TASK TO CARRY OUT: Wherever the string "Improving" appears, copy the whole line.
============================================================
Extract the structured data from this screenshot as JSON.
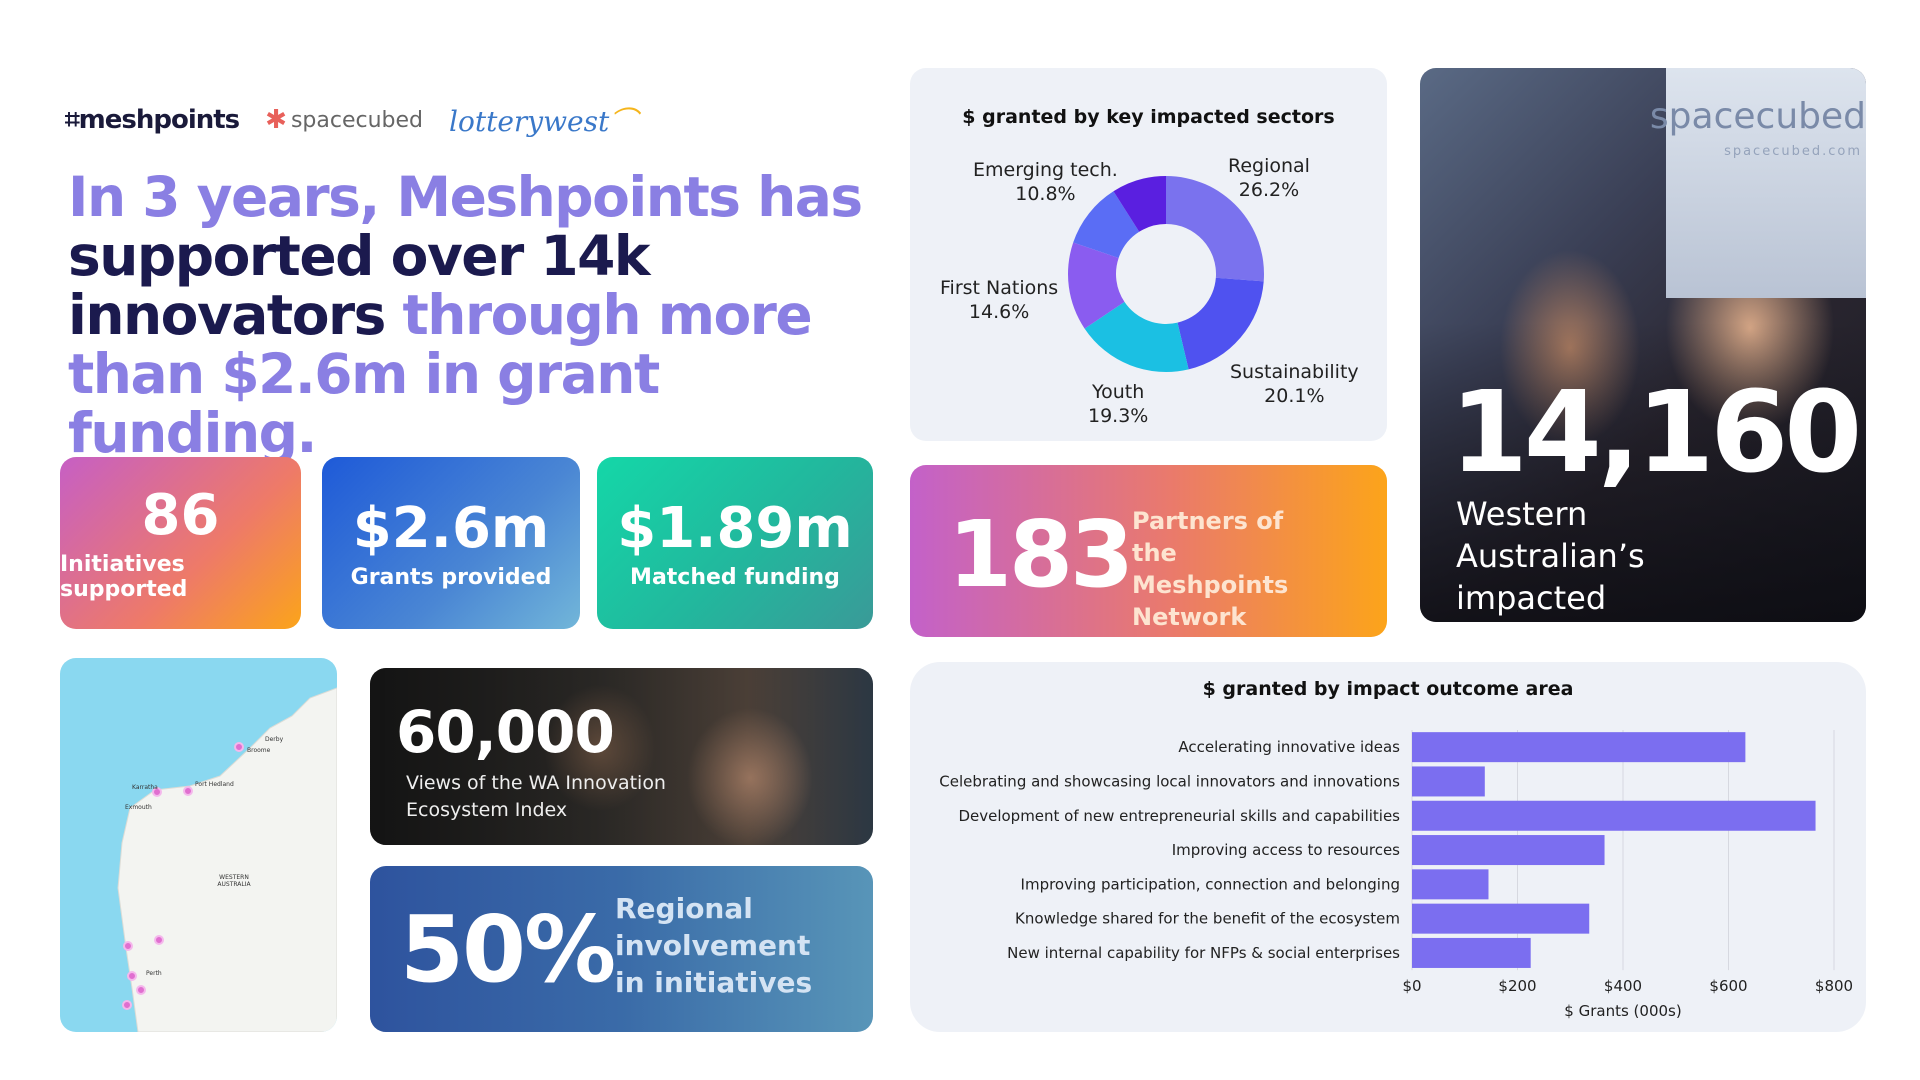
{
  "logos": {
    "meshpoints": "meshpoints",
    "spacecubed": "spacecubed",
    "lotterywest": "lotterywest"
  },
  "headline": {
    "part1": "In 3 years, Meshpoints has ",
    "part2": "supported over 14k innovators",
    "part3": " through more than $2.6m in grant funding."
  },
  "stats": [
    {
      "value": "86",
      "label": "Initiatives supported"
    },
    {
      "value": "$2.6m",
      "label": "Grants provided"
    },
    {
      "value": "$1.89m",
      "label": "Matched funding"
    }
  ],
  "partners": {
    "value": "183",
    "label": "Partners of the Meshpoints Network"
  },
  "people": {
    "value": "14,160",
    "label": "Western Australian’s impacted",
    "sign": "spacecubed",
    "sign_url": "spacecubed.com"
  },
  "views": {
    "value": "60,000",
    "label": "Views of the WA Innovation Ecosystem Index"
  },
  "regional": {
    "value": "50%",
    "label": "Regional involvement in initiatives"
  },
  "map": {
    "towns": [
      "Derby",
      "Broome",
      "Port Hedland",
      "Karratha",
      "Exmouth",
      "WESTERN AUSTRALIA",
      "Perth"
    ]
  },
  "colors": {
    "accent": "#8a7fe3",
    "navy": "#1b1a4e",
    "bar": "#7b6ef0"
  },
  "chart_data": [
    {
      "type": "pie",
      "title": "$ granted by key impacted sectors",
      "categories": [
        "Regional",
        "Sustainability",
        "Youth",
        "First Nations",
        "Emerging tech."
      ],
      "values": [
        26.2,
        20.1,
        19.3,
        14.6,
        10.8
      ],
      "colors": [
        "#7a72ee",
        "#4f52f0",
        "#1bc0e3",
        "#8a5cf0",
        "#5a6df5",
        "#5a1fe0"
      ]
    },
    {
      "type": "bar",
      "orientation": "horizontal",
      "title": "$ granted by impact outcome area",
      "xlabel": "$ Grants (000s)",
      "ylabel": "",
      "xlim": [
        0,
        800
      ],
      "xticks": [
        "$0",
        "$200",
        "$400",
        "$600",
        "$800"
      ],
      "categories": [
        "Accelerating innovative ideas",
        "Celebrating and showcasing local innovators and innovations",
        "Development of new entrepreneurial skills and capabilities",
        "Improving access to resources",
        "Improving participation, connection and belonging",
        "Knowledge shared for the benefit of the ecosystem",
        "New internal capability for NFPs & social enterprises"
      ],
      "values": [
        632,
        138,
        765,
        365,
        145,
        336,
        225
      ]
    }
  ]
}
============================================================
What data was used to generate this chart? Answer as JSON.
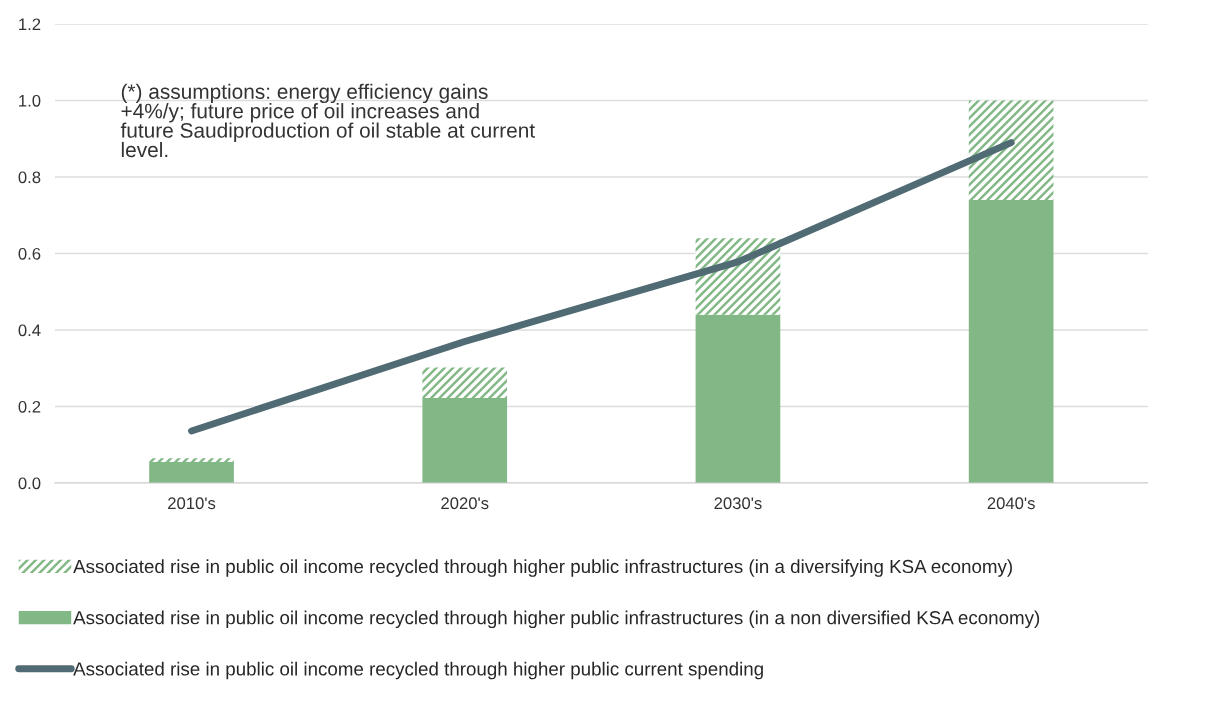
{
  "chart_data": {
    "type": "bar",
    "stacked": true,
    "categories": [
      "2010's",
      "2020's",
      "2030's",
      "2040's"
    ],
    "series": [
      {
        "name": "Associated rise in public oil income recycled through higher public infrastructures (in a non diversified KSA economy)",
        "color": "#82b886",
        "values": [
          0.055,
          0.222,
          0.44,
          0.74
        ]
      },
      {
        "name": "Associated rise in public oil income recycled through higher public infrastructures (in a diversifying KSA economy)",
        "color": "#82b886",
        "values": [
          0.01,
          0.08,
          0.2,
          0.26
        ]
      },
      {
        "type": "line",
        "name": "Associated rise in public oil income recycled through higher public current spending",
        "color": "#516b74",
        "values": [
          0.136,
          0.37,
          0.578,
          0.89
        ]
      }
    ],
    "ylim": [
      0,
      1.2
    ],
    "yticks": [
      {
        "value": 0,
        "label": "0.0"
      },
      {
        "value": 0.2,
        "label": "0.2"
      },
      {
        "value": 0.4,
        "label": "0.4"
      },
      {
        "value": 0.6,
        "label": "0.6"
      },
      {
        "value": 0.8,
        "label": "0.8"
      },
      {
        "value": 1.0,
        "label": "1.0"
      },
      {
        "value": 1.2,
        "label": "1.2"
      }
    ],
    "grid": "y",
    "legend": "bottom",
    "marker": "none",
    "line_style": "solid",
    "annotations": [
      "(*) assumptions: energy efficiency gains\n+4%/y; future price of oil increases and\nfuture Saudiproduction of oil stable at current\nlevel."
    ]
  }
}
============================================================
TASK RESULT:
        "Improving access to resources",
        "Improving participation, connection and belonging",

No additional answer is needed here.